*DATASET RECORDS:*
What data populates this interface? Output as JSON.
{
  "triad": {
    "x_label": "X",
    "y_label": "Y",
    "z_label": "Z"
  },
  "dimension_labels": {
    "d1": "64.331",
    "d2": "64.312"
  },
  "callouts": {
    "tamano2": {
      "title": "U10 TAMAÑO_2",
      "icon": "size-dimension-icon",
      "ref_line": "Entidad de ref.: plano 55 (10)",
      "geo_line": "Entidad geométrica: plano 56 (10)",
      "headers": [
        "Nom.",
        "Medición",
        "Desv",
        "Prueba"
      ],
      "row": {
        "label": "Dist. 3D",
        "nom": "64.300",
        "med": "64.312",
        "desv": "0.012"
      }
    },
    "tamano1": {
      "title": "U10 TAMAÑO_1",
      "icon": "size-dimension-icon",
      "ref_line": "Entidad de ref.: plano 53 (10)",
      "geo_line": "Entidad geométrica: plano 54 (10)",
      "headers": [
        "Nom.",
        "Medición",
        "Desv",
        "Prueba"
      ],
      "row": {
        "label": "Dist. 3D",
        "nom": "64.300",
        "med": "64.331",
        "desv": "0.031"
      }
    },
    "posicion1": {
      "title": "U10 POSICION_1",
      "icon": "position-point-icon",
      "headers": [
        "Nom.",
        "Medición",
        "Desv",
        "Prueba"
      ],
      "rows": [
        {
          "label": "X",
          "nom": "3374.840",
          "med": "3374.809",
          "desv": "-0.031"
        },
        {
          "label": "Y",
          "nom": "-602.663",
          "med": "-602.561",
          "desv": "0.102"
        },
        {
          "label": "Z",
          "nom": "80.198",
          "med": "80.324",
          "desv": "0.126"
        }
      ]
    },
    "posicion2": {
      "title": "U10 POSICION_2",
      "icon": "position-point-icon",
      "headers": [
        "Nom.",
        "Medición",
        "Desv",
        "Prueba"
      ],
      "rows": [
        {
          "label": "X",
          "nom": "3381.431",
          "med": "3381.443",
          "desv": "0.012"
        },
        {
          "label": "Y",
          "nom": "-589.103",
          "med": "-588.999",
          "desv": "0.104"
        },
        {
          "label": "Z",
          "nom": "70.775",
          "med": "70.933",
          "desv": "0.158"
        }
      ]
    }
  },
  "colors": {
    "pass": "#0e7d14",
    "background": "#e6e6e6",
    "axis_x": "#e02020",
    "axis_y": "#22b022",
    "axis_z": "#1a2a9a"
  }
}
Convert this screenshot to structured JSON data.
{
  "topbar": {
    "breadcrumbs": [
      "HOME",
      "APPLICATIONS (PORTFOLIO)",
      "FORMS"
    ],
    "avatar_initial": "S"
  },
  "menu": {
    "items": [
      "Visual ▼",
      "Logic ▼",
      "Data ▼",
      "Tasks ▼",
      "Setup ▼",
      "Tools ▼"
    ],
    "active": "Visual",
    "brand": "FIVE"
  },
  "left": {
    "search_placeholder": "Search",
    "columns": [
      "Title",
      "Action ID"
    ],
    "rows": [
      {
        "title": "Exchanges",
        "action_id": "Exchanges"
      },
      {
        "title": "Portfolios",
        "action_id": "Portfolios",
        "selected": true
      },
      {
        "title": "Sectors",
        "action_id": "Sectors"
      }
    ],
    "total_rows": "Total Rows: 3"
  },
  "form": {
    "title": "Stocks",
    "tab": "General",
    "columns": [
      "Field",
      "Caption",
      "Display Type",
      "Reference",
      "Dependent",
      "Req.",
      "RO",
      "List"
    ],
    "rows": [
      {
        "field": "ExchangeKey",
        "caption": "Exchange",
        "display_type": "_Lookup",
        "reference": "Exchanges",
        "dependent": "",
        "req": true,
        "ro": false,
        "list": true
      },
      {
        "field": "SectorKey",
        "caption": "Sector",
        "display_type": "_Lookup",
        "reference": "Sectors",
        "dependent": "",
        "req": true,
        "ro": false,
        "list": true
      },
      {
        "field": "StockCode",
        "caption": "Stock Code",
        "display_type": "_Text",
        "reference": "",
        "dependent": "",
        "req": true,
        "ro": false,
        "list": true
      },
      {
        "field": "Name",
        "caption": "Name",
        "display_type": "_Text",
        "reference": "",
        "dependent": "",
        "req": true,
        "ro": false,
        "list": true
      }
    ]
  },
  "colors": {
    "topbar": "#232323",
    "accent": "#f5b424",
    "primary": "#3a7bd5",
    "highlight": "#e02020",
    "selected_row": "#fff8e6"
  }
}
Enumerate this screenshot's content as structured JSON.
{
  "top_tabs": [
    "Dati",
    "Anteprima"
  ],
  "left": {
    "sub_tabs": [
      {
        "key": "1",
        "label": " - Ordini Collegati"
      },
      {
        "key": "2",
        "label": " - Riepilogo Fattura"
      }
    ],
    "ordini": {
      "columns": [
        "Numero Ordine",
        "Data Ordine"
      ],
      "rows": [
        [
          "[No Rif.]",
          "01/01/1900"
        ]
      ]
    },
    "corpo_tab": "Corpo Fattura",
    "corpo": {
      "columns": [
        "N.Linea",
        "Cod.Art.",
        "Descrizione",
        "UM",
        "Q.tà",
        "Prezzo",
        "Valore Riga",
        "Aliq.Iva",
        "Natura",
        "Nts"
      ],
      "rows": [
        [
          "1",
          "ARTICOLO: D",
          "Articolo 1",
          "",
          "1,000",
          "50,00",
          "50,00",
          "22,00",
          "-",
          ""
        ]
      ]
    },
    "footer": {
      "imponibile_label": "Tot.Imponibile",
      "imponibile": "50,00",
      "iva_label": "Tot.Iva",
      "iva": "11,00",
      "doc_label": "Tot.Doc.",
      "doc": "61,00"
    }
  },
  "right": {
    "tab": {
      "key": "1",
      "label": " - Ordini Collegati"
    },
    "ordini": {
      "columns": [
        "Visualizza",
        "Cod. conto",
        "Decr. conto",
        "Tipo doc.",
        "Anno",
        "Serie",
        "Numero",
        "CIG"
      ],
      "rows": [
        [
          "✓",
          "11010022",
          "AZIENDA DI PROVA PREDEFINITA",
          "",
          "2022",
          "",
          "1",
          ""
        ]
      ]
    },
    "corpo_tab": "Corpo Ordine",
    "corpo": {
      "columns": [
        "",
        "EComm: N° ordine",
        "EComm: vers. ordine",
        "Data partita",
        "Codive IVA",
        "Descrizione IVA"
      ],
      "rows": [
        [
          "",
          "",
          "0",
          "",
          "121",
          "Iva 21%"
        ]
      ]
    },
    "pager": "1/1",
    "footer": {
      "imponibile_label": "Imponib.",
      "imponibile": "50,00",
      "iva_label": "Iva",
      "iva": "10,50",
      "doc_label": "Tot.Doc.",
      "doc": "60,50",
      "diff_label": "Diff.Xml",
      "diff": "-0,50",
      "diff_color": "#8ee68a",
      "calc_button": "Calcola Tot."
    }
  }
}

*EXERCISE DETAILS:* Say how many lines in the entries contain the string "this", and leave out everything else.

*TASK RESULT:* 3